(Dataset excerpts)
━━━━━━━━━━━━━━━━━━━━

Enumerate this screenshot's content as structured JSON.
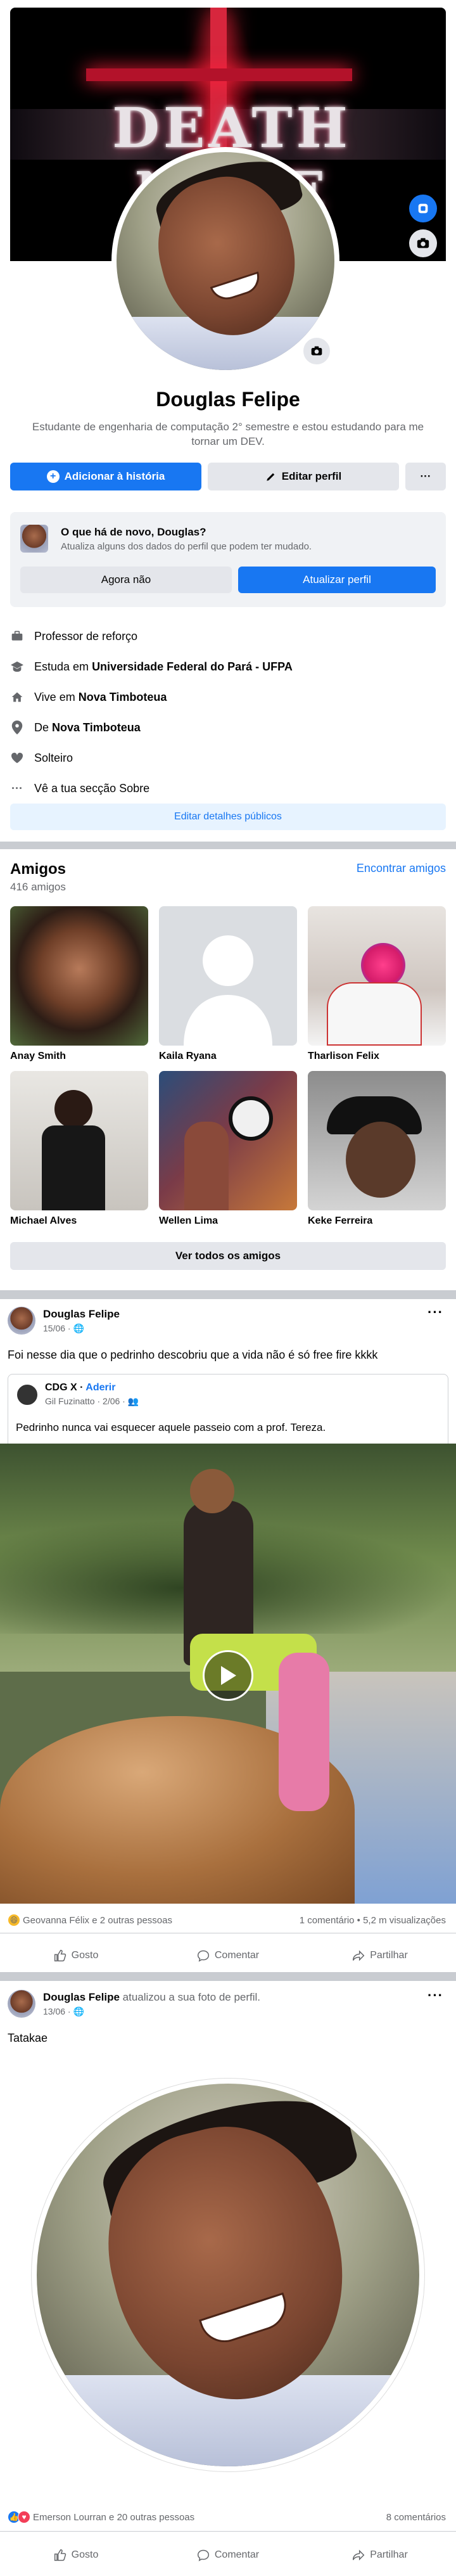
{
  "profile": {
    "cover_title": "DEATH NOTE",
    "name": "Douglas Felipe",
    "bio": "Estudante de engenharia de computação 2° semestre e estou estudando para me tornar um DEV.",
    "add_story_label": "Adicionar à história",
    "edit_profile_label": "Editar perfil",
    "more_label": "···"
  },
  "update_card": {
    "title": "O que há de novo, Douglas?",
    "subtitle": "Atualiza alguns dos dados do perfil que podem ter mudado.",
    "not_now_label": "Agora não",
    "update_label": "Atualizar perfil"
  },
  "details": {
    "job": "Professor de reforço",
    "study_prefix": "Estuda em",
    "study_value": "Universidade Federal do Pará - UFPA",
    "lives_prefix": "Vive em",
    "lives_value": "Nova Timboteua",
    "from_prefix": "De",
    "from_value": "Nova Timboteua",
    "relationship": "Solteiro",
    "about_link": "Vê a tua secção Sobre",
    "edit_public_label": "Editar detalhes públicos"
  },
  "friends": {
    "title": "Amigos",
    "count": "416 amigos",
    "find_label": "Encontrar amigos",
    "see_all_label": "Ver todos os amigos",
    "items": [
      {
        "name": "Anay Smith"
      },
      {
        "name": "Kaila Ryana"
      },
      {
        "name": "Tharlison Felix"
      },
      {
        "name": "Michael Alves"
      },
      {
        "name": "Wellen Lima"
      },
      {
        "name": "Keke Ferreira"
      }
    ]
  },
  "post1": {
    "author": "Douglas Felipe",
    "meta": "15/06 · ",
    "text": "Foi nesse dia que o pedrinho descobriu que a vida não é só free fire kkkk",
    "shared_group": "CDG X",
    "shared_join": "Aderir",
    "shared_meta": "Gil Fuzinatto · 2/06 · ",
    "shared_text": "Pedrinho nunca vai esquecer aquele passeio com a prof. Tereza.",
    "reactions": "Geovanna Félix e 2 outras pessoas",
    "stats": "1 comentário • 5,2 m visualizações"
  },
  "post2": {
    "author": "Douglas Felipe",
    "action": "atualizou a sua foto de perfil.",
    "meta": "13/06 · ",
    "text": "Tatakae",
    "reactions": "Emerson Lourran e 20 outras pessoas",
    "stats": "8 comentários"
  },
  "actions": {
    "like": "Gosto",
    "comment": "Comentar",
    "share": "Partilhar"
  },
  "colors": {
    "accent": "#1877f2",
    "secondary_bg": "#e4e6eb",
    "muted_text": "#65676b"
  }
}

━━━━━━━━━━━━━━━━━━━━

What you need to do: In the data above, tally the lines holding "Timboteua" and answer with the figure only.

Answer for this exercise: 2